> Estratto fornito:
A raccontare questa storia con dovizia di particolari è il figlio minore di Adolfo e Lea, Aldo Liscia, in un libro, uscito nel 2012 (Villa Giulia e i suoi figli, Salomone Belforte & C.); oggi, a 97 anni portati splendidamente, una volta andato in pensione ha cominciato a interessarsi alla casa di Antignano, della cui storia i suoi genitori gli avevano raccontato molto poco.
«Nel ’39 Costanzo Ciano, padre di Galeazzo, il genero di Mussolini, chiese di acquistare la villa a mio padre, che però si rifiutò dicendo, come scrisse in un documento lasciato alla moglie Lea: “risposi che la villa non l’avrei mai venduta perché lì erano nati i miei figli, perché (…) mi rifiutavo di fare qualsiasi trattativa né per il presente né per l’avvenire” – racconta Aldo Liscia a Bet Magazine-Bollettino -. Lo costrinsero allora a darla in affitto per un periodo di cinque anni rinnovabile automaticamente e con l’obbligo di non darla a nessuno se non a lui o a qualcuno della sua famiglia. E lui, ebreo nel periodo delle Leggi razziali, dovette firmare, accettando un prezzo decisamente inferiore». Ma nel 1941, morto Costanzo Ciano, l’allora podestà di Livorno, Aleardo Campana, convocò Adolfo per dirgli che Galeazzo Ciano voleva acquistare la villa: lui si rifiutò nuovamente, ma fu costretto ad accettare uno strano atto di affitto di 30+30 anni senza poterlo disdire.

> Esercizio assegnato 1: Secondo l'estratto sulla villa di Antignano, chi chiese nel 1939 ad Adolfo Liscia di acquistarla?
> Esercizio assegnato 2: Ripeti alla lettera il passo dell'estratto sulla villa di Antignano che si apre con le parole contenenti "A raccontare questa" e si chiude con "raccontato molto poco.".

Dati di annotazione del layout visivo
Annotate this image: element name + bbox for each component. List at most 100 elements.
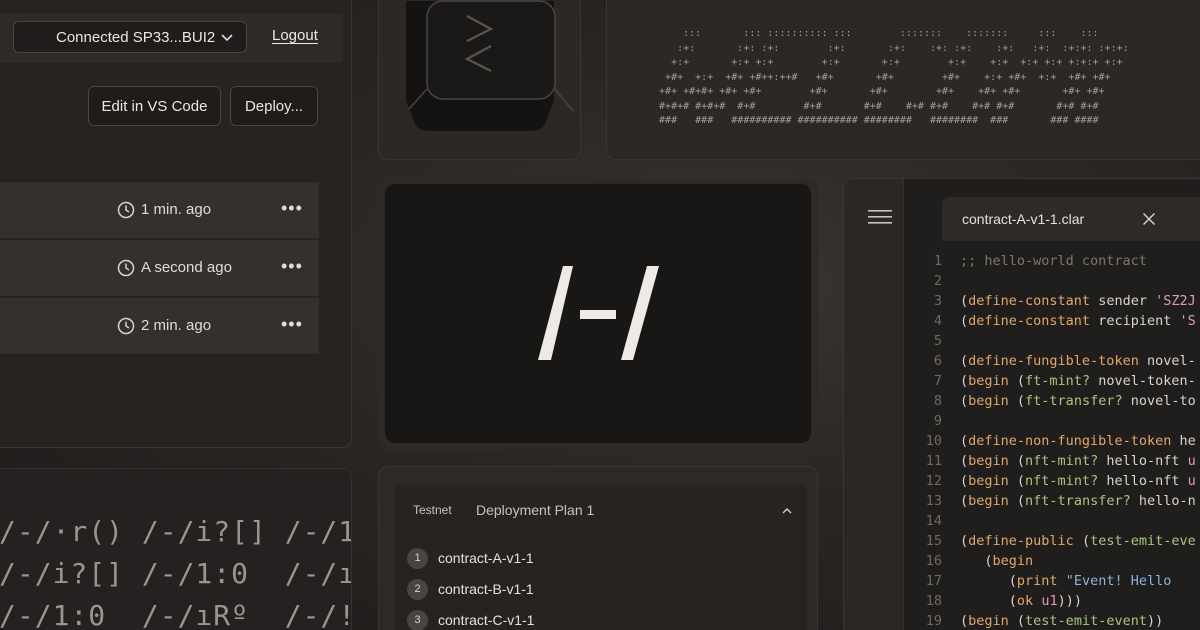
code-token: hello-nft [1098,453,1188,469]
code-token: recipient [1090,313,1180,329]
row-time: 2 min. ago [141,317,212,334]
code-token: ( [960,293,969,309]
line-number: 4 [933,313,942,329]
more-options-icon[interactable]: ••• [281,198,303,219]
code-token: 'SZ2J [1155,293,1196,309]
code-text: (define-public (test-emit-eve [960,533,1196,549]
code-token: ( [1008,613,1026,629]
line-number: 6 [933,353,942,369]
deploy-button[interactable]: Deploy... [230,86,318,126]
line-number: 1 [933,253,942,269]
line-number: 7 [933,373,942,389]
line-number: 15 [925,533,942,549]
glyph-line: /-/1:0 /-/ıRº /-/!r> [0,599,351,630]
code-token: begin [968,473,1009,489]
code-token: test-emit-event [1025,613,1147,629]
code-text: (define-non-fungible-token he [960,433,1196,449]
code-token: nft-transfer? [1025,493,1131,509]
line-number: 11 [925,453,942,469]
code-text: (define-constant recipient 'S [960,313,1196,329]
code-token: nft-mint? [1025,453,1099,469]
code-token: define-constant [968,313,1091,329]
code-token: hello-nft [1098,473,1188,489]
code-text: (begin (ft-transfer? novel-to [960,393,1196,409]
edit-in-vscode-button[interactable]: Edit in VS Code [88,86,221,126]
clock-icon [117,317,135,335]
code-token: define-fungible-token [968,353,1139,369]
code-editor-panel: contract-A-v1-1.clar 1 ;; hello-world con… [843,178,1200,630]
activity-row[interactable]: A second ago ••• [0,240,319,296]
code-token: ok [1016,593,1034,609]
code-token: ( [960,553,993,569]
code-text: (define-constant sender 'SZ2J [960,293,1196,309]
code-token: ( [960,313,969,329]
activity-row[interactable]: 1 min. ago ••• [0,182,319,238]
step-number: 1 [407,547,428,569]
code-token: sender [1090,293,1156,309]
plan-item[interactable]: 1 contract-A-v1-1 [407,547,534,569]
more-options-icon[interactable]: ••• [281,256,303,277]
tab-filename: contract-A-v1-1.clar [962,211,1085,227]
code-token: ( [1008,393,1026,409]
code-token: novel- [1138,353,1196,369]
hiro-logo-icon [538,266,659,360]
code-token: define-non-fungible-token [968,433,1172,449]
code-token: 'S [1179,313,1196,329]
code-text: (begin (nft-mint? hello-nft u [960,453,1196,469]
line-number: 2 [933,273,942,289]
code-token: ft-transfer? [1025,393,1123,409]
code-token: ( [960,533,969,549]
clock-icon [117,201,135,219]
more-options-icon[interactable]: ••• [281,314,303,335]
code-token: ( [960,353,969,369]
code-token: define-public [968,533,1074,549]
menu-icon[interactable] [868,209,892,225]
line-number: 13 [925,493,942,509]
activity-row[interactable]: 2 min. ago ••• [0,298,319,354]
plan-item[interactable]: 2 contract-B-v1-1 [407,578,534,600]
code-token: ( [960,593,1017,609]
keycap-panel [378,0,581,160]
code-token: ( [960,493,969,509]
ascii-art-panel: ::: ::: :::::::::: ::: ::::::: ::::::: :… [606,0,1200,160]
code-token: nft-mint? [1025,473,1099,489]
code-token: begin [968,373,1009,389]
code-token: begin [968,613,1009,629]
code-token: begin [968,493,1009,509]
code-token: he [1171,433,1196,449]
deployment-plan-panel: Testnet Deployment Plan 1 1 contract-A-v… [378,466,818,630]
code-text: (begin (nft-transfer? hello-n [960,493,1196,509]
editor-sidebar [844,179,904,630]
code-token: ( [1008,373,1026,389]
code-token: u [1187,473,1196,489]
line-number: 19 [925,613,942,629]
wallet-label: Connected SP33...BUI2 [56,28,216,46]
code-text: (begin (test-emit-event)) [960,613,1163,629]
code-token: u [1187,453,1196,469]
line-number: 18 [925,593,942,609]
code-token: ( [960,573,1017,589]
line-number: 3 [933,293,942,309]
dashboard-panel: Connected SP33...BUI2 Logout Edit in VS … [0,0,352,448]
ascii-banner: ::: ::: :::::::::: ::: ::::::: ::::::: :… [659,28,1129,126]
line-number: 14 [925,513,942,529]
code-text: (ok u1))) [960,593,1082,609]
code-text: (define-fungible-token novel- [960,353,1196,369]
step-number: 2 [407,578,428,600]
line-number: 12 [925,473,942,489]
close-icon[interactable] [1142,212,1156,226]
plan-item[interactable]: 3 contract-C-v1-1 [407,609,534,630]
code-token: ))) [1057,593,1082,609]
chevron-up-icon[interactable] [781,505,793,517]
clock-icon [117,259,135,277]
glyph-pattern-panel: /-/·r() /-/i?[] /-/1:0 /-/i?[] /-/1:0 /-… [0,468,352,630]
code-text: (begin (nft-mint? hello-nft u [960,473,1196,489]
code-token: ( [960,453,969,469]
wallet-connect-button[interactable]: Connected SP33...BUI2 [13,21,247,53]
code-token: ( [960,373,969,389]
code-token: ;; hello-world contract [960,253,1147,269]
code-token: test-emit-eve [1090,533,1196,549]
logout-link[interactable]: Logout [272,27,318,44]
editor-tab[interactable]: contract-A-v1-1.clar [942,197,1200,241]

> Risultato finale 1: Costanzo Ciano, padre di Galeazzo.

> Risultato finale 2:
A raccontare questa storia con dovizia di particolari è il figlio minore di Adolfo e Lea, Aldo Liscia, in un libro, uscito nel 2012 (Villa Giulia e i suoi figli, Salomone Belforte & C.); oggi, a 97 anni portati splendidamente, una volta andato in pensione ha cominciato a interessarsi alla casa di Antignano, della cui storia i suoi genitori gli avevano raccontato molto poco.